*WRITTEN INSTRUCTION*:
Would you transcribe the whole listing exactly, minus its pictures?

Begin INFORMATION SHOWN

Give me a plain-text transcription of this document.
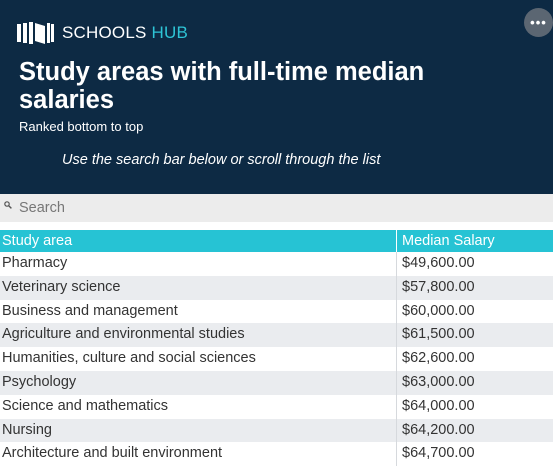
SCHOOLS HUB
Study areas with full-time median salaries
Ranked bottom to top
Use the search bar below or scroll through the list
•••
Search
Study area	Median Salary
Pharmacy	$49,600.00
Veterinary science	$57,800.00
Business and management	$60,000.00
Agriculture and environmental studies	$61,500.00
Humanities, culture and social sciences	$62,600.00
Psychology	$63,000.00
Science and mathematics	$64,000.00
Nursing	$64,200.00
Architecture and built environment	$64,700.00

End INFORMATION SHOWN

*PROBLEM SOLUTION*:
Give me a plain-text transcription of this document.
SCHOOLS HUB
Study areas with full-time median salaries
Ranked bottom to top
Use the search bar below or scroll through the list
•••
Search
Study area	Median Salary
Pharmacy	$49,600.00
Veterinary science	$57,800.00
Business and management	$60,000.00
Agriculture and environmental studies	$61,500.00
Humanities, culture and social sciences	$62,600.00
Psychology	$63,000.00
Science and mathematics	$64,000.00
Nursing	$64,200.00
Architecture and built environment	$64,700.00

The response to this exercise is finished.